> _WRITTEN REQUEST_
Scan the entries below. List each line with "name".

> _DATA ENTRIES_

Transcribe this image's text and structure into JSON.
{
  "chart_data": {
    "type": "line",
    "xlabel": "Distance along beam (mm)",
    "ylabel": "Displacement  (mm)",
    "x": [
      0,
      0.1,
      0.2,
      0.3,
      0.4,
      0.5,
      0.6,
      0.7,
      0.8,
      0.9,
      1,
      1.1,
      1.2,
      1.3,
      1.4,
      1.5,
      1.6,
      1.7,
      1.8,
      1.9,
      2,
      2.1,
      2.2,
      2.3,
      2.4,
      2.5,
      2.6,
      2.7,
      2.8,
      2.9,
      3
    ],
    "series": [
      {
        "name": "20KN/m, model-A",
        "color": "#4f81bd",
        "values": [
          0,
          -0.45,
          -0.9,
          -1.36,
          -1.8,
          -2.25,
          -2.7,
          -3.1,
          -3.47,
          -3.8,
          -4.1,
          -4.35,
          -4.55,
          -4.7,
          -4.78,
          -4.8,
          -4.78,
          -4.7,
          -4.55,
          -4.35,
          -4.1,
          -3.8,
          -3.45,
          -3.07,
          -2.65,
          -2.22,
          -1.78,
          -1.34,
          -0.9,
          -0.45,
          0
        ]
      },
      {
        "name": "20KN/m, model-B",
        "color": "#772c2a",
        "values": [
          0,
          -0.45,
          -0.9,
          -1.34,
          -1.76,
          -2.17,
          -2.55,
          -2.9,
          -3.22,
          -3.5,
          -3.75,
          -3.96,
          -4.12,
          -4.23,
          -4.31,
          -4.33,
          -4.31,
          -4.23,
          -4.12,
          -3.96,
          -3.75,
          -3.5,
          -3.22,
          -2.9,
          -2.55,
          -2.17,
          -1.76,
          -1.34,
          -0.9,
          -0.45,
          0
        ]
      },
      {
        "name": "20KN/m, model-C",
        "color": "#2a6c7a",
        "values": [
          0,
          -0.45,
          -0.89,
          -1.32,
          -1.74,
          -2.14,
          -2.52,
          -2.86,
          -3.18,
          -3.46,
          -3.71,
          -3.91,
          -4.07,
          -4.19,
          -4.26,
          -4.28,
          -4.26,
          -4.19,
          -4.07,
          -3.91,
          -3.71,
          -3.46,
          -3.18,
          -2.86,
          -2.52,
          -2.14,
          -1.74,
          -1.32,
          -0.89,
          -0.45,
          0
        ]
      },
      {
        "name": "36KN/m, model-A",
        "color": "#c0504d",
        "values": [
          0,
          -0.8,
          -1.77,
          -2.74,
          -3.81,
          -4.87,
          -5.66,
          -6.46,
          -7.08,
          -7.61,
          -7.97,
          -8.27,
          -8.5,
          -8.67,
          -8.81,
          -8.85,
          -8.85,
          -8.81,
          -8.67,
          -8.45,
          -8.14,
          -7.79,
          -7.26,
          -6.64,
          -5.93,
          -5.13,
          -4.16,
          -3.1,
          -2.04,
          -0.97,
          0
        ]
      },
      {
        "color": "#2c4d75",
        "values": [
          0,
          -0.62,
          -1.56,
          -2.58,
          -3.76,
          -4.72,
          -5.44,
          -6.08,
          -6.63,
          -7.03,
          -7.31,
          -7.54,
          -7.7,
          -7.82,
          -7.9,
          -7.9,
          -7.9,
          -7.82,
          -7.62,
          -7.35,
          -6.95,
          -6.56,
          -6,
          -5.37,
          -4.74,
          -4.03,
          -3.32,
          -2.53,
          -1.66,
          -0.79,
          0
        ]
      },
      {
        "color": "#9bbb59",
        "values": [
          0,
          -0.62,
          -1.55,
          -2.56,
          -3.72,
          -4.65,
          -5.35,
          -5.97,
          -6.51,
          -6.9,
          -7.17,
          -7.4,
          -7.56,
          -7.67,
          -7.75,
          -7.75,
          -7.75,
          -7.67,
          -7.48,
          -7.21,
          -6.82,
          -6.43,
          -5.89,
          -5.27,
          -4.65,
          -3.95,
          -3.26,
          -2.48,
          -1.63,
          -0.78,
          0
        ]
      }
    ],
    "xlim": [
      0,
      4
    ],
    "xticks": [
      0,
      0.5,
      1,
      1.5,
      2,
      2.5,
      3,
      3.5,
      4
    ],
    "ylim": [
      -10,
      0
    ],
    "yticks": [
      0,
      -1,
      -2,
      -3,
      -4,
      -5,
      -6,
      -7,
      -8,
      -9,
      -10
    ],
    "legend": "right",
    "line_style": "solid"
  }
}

> _SOLUTION FOR THIS TASK_
        "name": "20KN/m, model-A",
        "name": "20KN/m, model-B",
        "name": "20KN/m, model-C",
        "name": "36KN/m, model-A",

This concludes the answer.